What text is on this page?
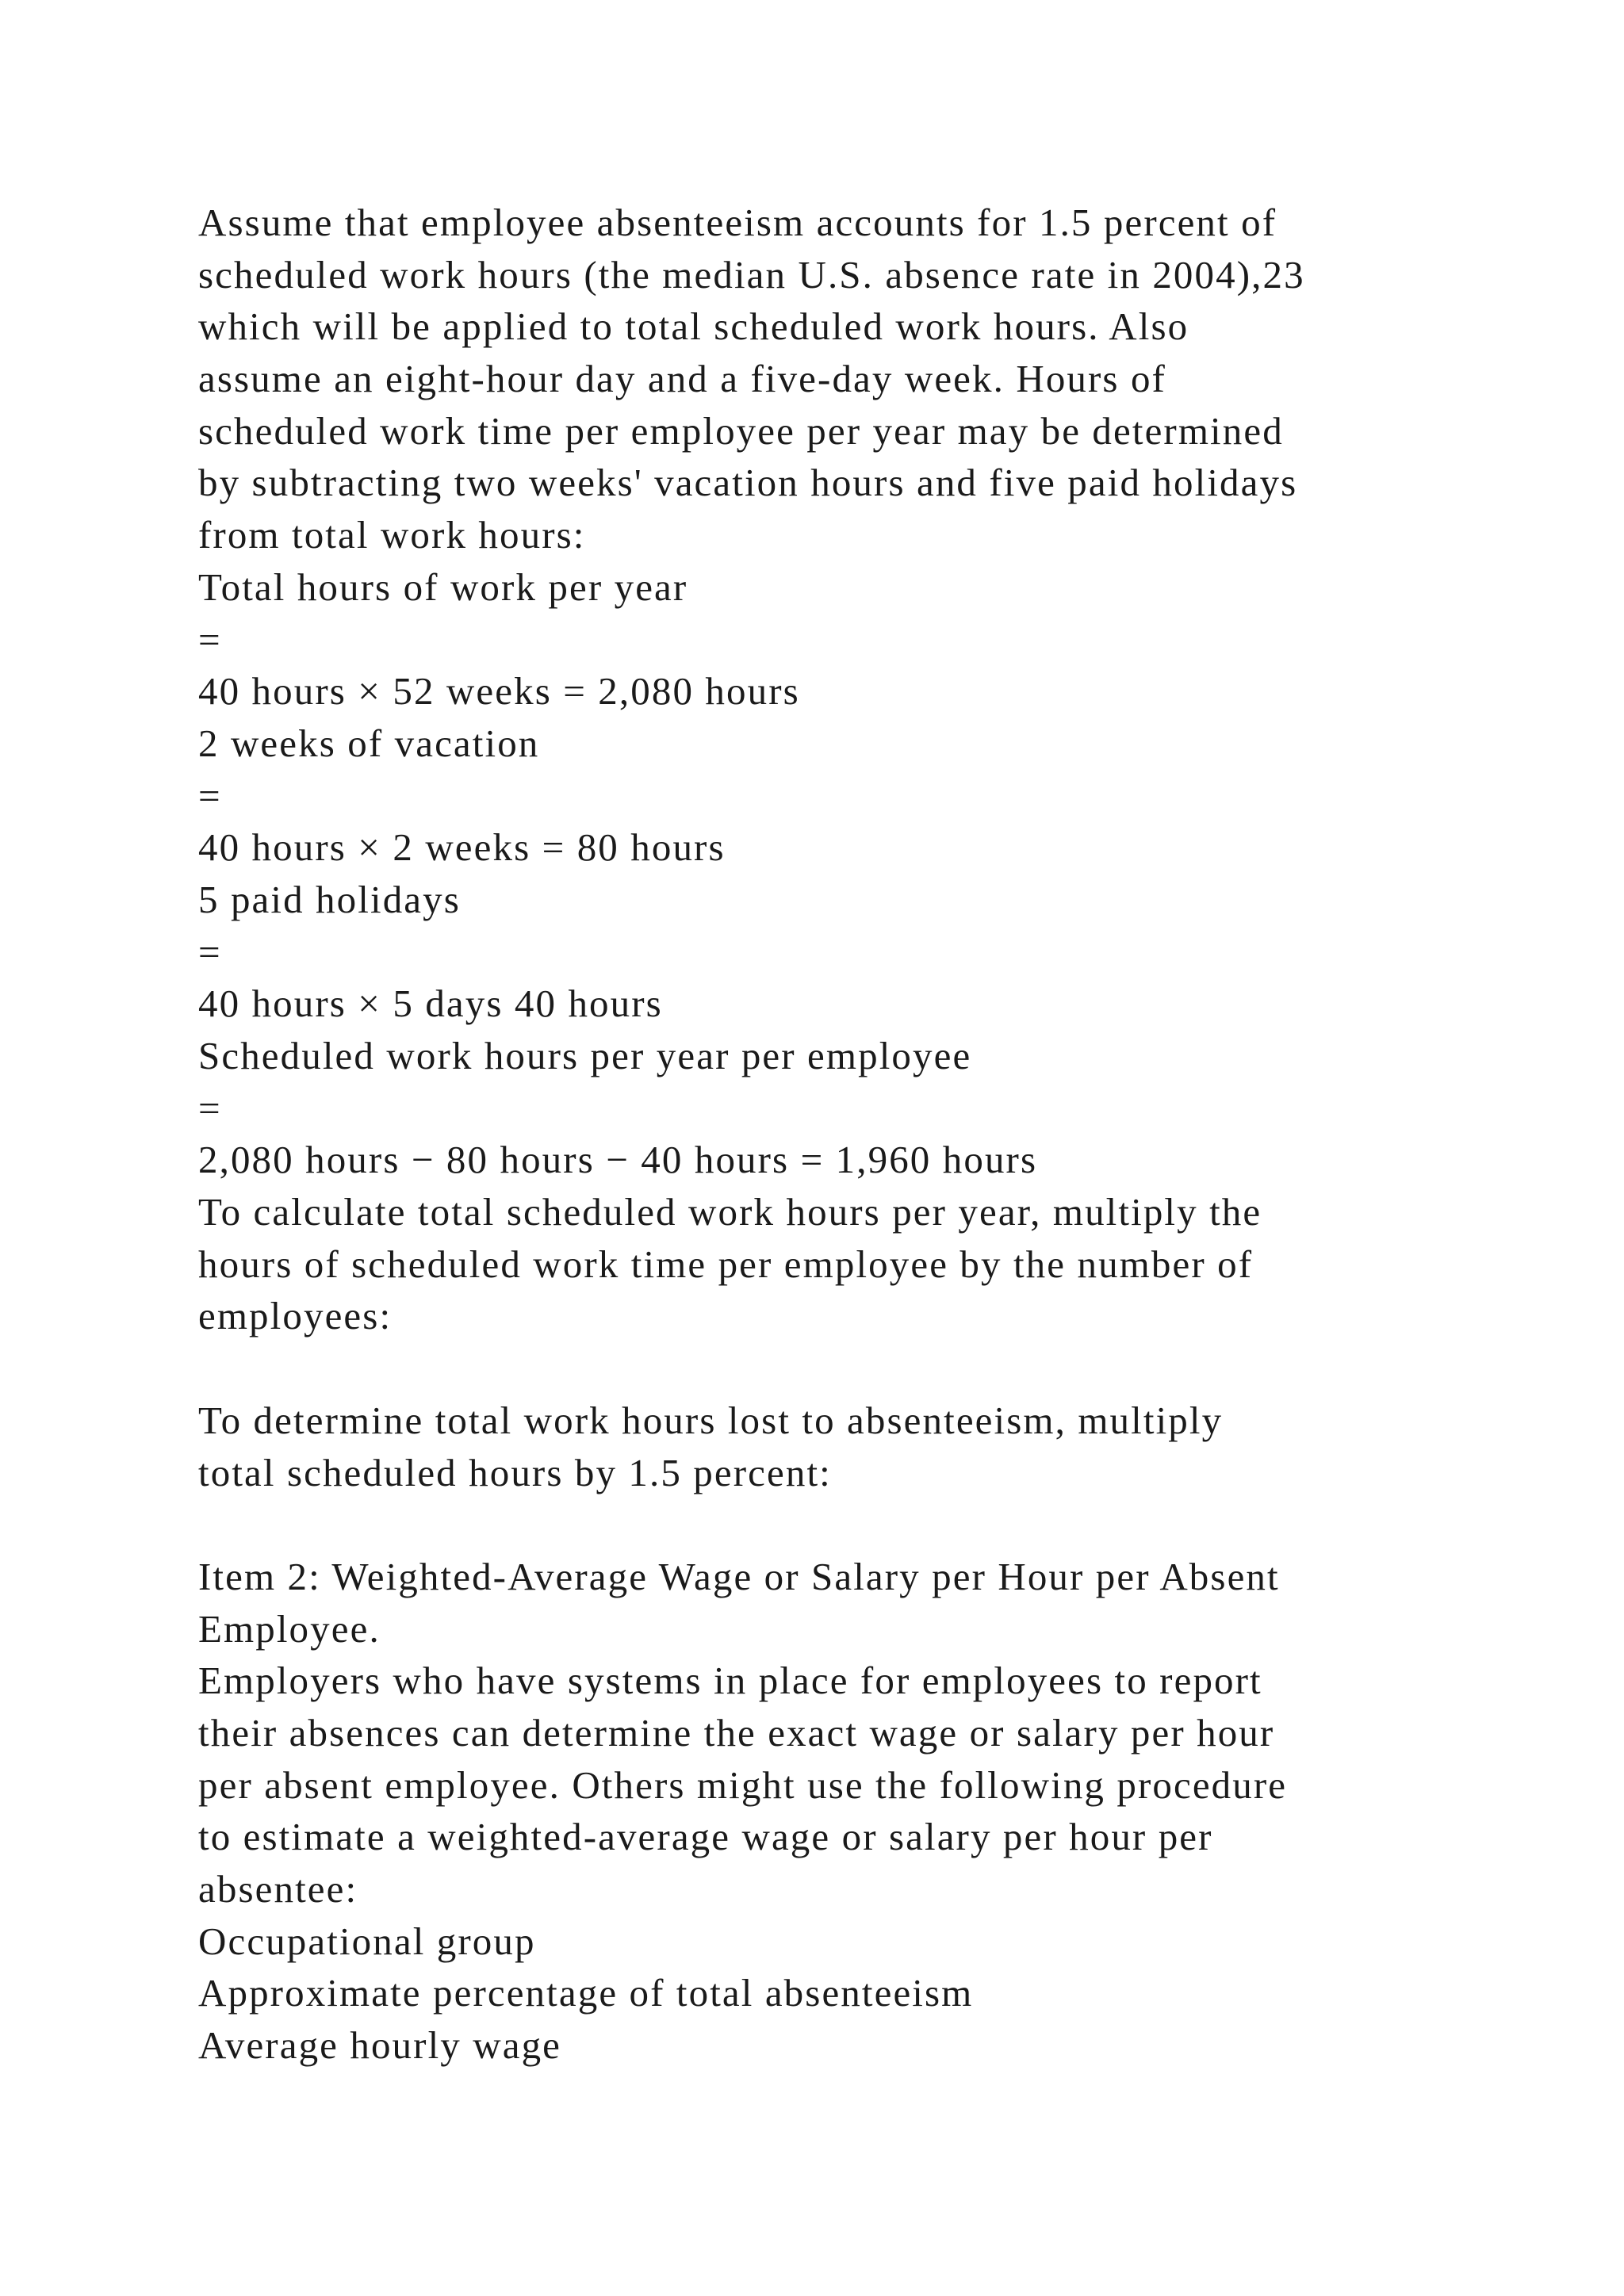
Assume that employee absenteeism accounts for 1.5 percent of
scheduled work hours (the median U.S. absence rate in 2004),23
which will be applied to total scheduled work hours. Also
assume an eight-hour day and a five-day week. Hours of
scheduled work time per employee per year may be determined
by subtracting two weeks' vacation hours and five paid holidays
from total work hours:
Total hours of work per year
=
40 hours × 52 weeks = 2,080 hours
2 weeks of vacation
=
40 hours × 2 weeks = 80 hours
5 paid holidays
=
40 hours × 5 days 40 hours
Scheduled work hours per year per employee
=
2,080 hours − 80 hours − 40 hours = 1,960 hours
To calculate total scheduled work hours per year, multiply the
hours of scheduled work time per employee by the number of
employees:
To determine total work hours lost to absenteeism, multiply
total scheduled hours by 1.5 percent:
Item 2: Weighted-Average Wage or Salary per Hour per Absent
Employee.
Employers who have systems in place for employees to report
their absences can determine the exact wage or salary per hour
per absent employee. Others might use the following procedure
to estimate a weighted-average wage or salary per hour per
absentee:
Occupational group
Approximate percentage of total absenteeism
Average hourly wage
::::::::::
▸ Exercise directions
Reproduce each entry verbatim, excluding any embedded images.

▸ Finished exercise
What text is on this page?
Assume that employee absenteeism accounts for 1.5 percent of
scheduled work hours (the median U.S. absence rate in 2004),23
which will be applied to total scheduled work hours. Also
assume an eight-hour day and a five-day week. Hours of
scheduled work time per employee per year may be determined
by subtracting two weeks' vacation hours and five paid holidays
from total work hours:
Total hours of work per year
=
40 hours × 52 weeks = 2,080 hours
2 weeks of vacation
=
40 hours × 2 weeks = 80 hours
5 paid holidays
=
40 hours × 5 days 40 hours
Scheduled work hours per year per employee
=
2,080 hours − 80 hours − 40 hours = 1,960 hours
To calculate total scheduled work hours per year, multiply the
hours of scheduled work time per employee by the number of
employees:
To determine total work hours lost to absenteeism, multiply
total scheduled hours by 1.5 percent:
Item 2: Weighted-Average Wage or Salary per Hour per Absent
Employee.
Employers who have systems in place for employees to report
their absences can determine the exact wage or salary per hour
per absent employee. Others might use the following procedure
to estimate a weighted-average wage or salary per hour per
absentee:
Occupational group
Approximate percentage of total absenteeism
Average hourly wage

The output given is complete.